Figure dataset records
# # # #
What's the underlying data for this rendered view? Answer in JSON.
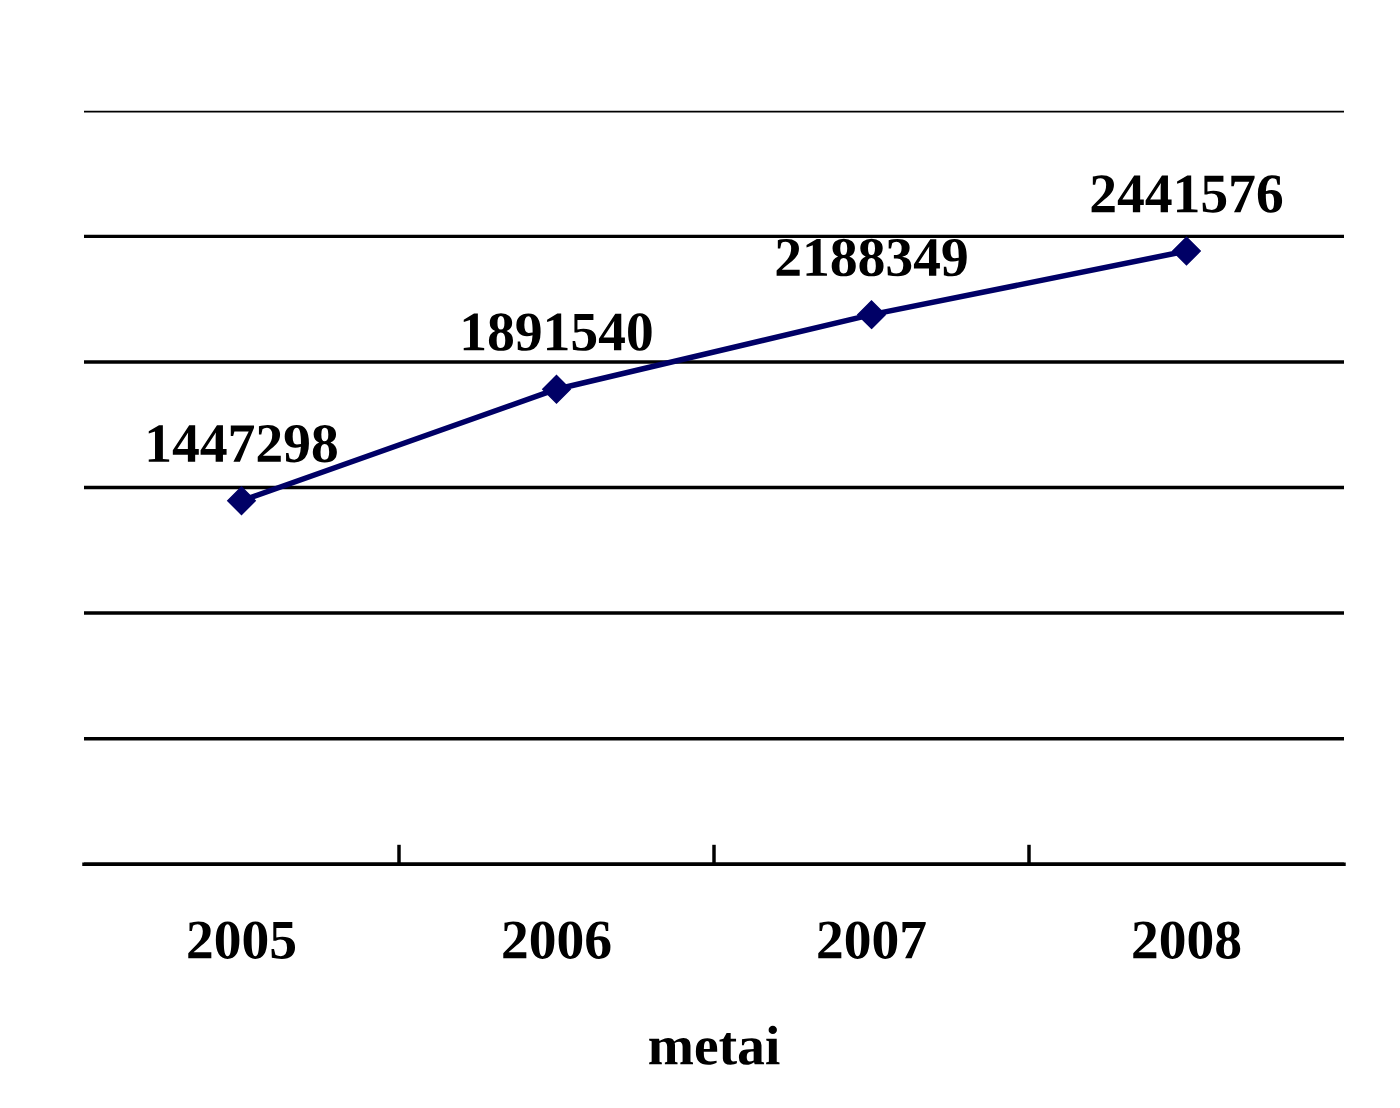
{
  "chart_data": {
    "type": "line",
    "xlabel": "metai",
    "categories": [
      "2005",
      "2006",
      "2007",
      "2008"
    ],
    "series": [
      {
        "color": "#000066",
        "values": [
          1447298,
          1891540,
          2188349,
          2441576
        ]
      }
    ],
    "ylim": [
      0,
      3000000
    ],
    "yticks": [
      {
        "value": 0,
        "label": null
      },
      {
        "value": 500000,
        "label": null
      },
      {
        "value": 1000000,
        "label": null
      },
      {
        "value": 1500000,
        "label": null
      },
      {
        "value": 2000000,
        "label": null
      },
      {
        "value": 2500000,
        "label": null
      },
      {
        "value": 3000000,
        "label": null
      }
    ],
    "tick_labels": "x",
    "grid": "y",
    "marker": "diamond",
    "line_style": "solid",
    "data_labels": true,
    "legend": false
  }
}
# # # #
* [STATED EXERCISE]:
Copy out the records above in full, exactly as written, but not the pictures.

* [EXERCISE ANSWER]:
What's the underlying data for this rendered view? Answer in JSON.
{
  "chart_data": {
    "type": "line",
    "xlabel": "metai",
    "categories": [
      "2005",
      "2006",
      "2007",
      "2008"
    ],
    "series": [
      {
        "color": "#000066",
        "values": [
          1447298,
          1891540,
          2188349,
          2441576
        ]
      }
    ],
    "ylim": [
      0,
      3000000
    ],
    "yticks": [
      {
        "value": 0,
        "label": null
      },
      {
        "value": 500000,
        "label": null
      },
      {
        "value": 1000000,
        "label": null
      },
      {
        "value": 1500000,
        "label": null
      },
      {
        "value": 2000000,
        "label": null
      },
      {
        "value": 2500000,
        "label": null
      },
      {
        "value": 3000000,
        "label": null
      }
    ],
    "tick_labels": "x",
    "grid": "y",
    "marker": "diamond",
    "line_style": "solid",
    "data_labels": true,
    "legend": false
  }
}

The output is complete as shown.